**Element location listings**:
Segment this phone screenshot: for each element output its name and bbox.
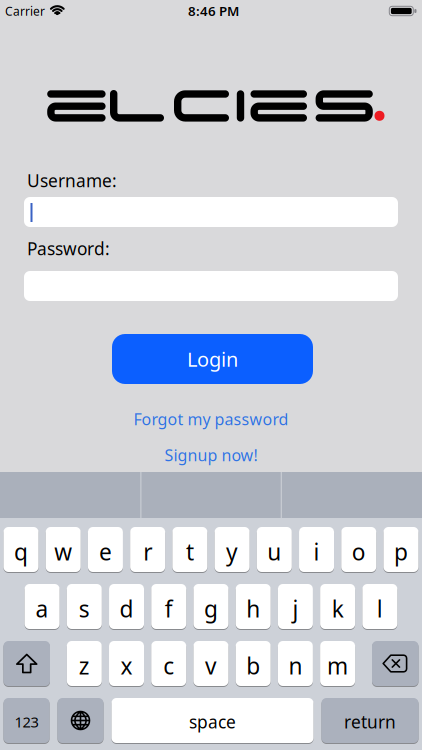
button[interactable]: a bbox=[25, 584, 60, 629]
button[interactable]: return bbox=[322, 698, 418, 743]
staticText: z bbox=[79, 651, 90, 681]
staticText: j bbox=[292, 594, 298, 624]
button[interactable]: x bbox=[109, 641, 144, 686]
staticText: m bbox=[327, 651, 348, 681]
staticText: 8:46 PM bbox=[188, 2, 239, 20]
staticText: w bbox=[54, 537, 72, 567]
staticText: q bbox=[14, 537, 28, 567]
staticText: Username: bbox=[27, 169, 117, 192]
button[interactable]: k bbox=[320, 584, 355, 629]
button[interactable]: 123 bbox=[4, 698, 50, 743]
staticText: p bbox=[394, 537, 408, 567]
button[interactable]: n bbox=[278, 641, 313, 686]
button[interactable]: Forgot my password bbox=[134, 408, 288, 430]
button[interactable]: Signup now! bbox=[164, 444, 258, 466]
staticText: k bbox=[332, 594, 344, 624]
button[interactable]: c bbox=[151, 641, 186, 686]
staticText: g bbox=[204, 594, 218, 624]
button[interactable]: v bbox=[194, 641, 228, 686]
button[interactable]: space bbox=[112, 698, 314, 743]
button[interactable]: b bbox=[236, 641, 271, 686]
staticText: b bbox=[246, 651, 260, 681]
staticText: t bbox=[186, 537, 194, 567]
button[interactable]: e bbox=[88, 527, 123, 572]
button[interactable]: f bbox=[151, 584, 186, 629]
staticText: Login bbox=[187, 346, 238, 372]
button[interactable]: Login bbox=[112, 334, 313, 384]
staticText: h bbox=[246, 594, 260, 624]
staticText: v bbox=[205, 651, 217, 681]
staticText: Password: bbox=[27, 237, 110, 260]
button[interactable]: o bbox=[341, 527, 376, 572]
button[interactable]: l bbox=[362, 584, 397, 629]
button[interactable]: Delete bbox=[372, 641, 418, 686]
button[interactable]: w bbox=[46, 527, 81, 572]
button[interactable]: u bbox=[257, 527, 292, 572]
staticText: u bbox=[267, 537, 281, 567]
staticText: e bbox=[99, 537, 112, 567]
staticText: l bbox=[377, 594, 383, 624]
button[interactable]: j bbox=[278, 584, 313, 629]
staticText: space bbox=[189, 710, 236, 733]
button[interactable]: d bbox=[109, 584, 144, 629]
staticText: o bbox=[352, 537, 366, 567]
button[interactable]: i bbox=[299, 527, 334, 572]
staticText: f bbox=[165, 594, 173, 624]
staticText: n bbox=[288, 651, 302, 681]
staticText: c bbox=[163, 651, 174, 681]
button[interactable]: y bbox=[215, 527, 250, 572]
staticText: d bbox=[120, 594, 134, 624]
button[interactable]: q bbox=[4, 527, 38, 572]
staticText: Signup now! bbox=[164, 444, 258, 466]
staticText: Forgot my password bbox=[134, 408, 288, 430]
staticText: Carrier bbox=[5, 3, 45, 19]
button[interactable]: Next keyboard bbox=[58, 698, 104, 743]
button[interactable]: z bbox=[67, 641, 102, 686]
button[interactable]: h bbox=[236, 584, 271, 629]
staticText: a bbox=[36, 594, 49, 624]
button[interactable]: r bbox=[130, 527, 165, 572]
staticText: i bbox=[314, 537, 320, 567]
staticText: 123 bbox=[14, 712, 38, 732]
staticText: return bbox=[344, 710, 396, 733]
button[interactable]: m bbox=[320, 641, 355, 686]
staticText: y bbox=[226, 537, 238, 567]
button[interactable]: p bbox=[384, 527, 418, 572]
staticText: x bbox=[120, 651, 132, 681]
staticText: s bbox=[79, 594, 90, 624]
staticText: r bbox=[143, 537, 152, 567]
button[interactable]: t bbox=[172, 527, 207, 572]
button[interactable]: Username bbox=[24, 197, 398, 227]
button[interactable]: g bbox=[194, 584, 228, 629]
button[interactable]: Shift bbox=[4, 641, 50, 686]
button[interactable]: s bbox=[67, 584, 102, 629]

--

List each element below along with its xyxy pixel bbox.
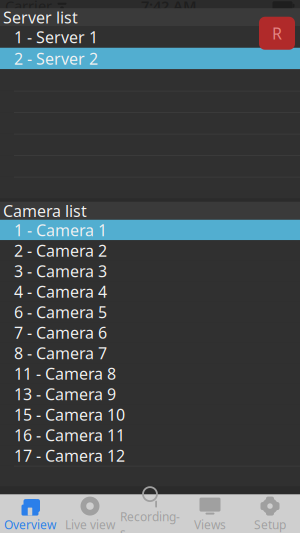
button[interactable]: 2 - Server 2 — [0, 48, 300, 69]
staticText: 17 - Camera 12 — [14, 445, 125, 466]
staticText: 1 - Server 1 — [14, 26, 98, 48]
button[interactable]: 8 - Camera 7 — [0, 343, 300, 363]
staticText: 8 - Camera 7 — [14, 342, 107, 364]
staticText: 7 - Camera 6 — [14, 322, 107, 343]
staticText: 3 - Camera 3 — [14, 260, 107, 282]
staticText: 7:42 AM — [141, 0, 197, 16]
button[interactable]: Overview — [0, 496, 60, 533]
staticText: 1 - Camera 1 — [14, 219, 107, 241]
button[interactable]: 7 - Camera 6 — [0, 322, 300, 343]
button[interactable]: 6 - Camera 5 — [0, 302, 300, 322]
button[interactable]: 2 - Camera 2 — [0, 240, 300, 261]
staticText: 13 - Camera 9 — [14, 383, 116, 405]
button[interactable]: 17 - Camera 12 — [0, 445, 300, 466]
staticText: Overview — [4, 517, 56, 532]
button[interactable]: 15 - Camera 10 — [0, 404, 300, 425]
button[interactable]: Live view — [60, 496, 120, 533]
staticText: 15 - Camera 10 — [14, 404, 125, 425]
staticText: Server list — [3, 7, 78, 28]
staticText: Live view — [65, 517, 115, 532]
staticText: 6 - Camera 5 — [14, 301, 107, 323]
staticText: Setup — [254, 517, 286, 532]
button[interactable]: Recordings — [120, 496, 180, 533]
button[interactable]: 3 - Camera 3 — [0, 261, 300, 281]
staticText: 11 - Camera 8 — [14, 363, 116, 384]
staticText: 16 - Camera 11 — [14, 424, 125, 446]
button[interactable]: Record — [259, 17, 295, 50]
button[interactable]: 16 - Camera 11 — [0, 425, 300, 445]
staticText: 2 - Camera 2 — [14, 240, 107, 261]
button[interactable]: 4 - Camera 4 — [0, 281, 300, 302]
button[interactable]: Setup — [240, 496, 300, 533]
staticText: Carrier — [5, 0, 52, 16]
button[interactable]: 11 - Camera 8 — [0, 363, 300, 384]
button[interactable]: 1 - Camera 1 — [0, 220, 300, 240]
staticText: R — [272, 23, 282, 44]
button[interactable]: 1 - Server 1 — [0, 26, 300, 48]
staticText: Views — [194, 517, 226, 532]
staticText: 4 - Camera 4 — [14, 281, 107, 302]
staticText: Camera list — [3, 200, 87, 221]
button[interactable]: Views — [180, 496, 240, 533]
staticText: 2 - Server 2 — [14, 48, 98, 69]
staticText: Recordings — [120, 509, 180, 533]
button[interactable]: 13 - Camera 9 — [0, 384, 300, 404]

--

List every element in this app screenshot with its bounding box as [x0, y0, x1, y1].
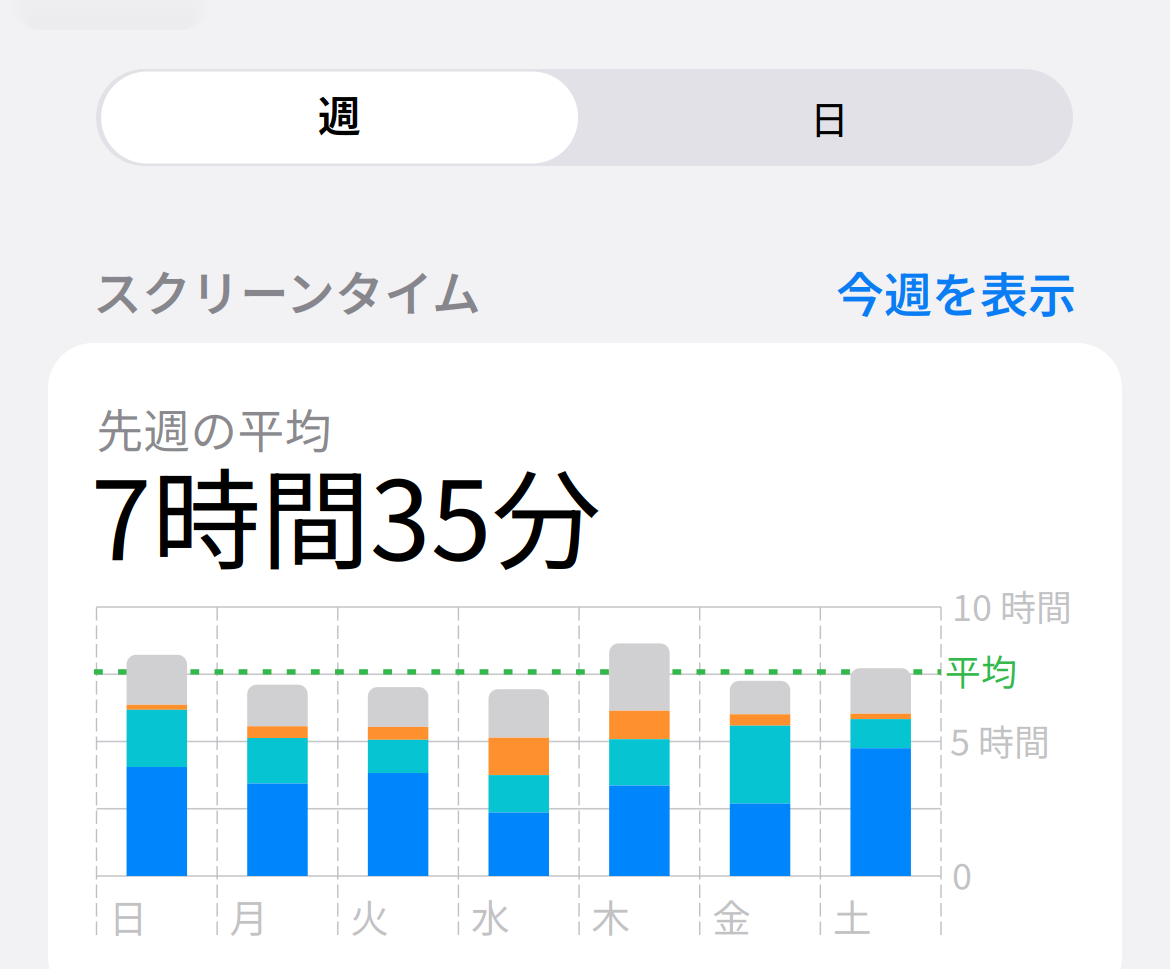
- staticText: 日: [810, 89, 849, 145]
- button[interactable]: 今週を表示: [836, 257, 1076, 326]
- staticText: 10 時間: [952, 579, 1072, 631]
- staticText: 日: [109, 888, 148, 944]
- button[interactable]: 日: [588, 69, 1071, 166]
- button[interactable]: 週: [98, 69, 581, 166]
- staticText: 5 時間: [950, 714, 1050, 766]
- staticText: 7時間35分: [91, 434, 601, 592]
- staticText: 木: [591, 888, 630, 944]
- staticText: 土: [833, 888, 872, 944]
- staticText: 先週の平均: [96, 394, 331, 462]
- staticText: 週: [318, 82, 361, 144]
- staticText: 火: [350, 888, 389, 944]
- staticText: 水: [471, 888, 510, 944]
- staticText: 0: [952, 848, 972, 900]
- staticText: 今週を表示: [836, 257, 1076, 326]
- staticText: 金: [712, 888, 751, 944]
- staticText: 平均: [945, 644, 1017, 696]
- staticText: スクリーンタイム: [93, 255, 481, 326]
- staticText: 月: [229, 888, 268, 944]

**EXERCISE INSTRUCTIONS**: Write out, unchanged, everything from the line containing "button[interactable]: a bbox=[25, 584, 60, 629]" down to the line containing "button[interactable]: e bbox=[88, 527, 123, 572]", including both of those lines.

**WORKED SOLUTION**:
button[interactable]: a bbox=[25, 584, 60, 629]
button[interactable]: return bbox=[322, 698, 418, 743]
staticText: z bbox=[79, 651, 90, 681]
staticText: j bbox=[292, 594, 298, 624]
button[interactable]: x bbox=[109, 641, 144, 686]
staticText: m bbox=[327, 651, 348, 681]
staticText: 8:46 PM bbox=[188, 2, 239, 20]
staticText: w bbox=[54, 537, 72, 567]
staticText: q bbox=[14, 537, 28, 567]
staticText: Username: bbox=[27, 169, 117, 192]
button[interactable]: k bbox=[320, 584, 355, 629]
button[interactable]: 123 bbox=[4, 698, 50, 743]
staticText: p bbox=[394, 537, 408, 567]
button[interactable]: n bbox=[278, 641, 313, 686]
button[interactable]: Forgot my password bbox=[134, 408, 288, 430]
button[interactable]: Signup now! bbox=[164, 444, 258, 466]
staticText: k bbox=[332, 594, 344, 624]
button[interactable]: c bbox=[151, 641, 186, 686]
staticText: g bbox=[204, 594, 218, 624]
button[interactable]: v bbox=[194, 641, 228, 686]
button[interactable]: space bbox=[112, 698, 314, 743]
button[interactable]: b bbox=[236, 641, 271, 686]
staticText: b bbox=[246, 651, 260, 681]
staticText: t bbox=[186, 537, 194, 567]
button[interactable]: e bbox=[88, 527, 123, 572]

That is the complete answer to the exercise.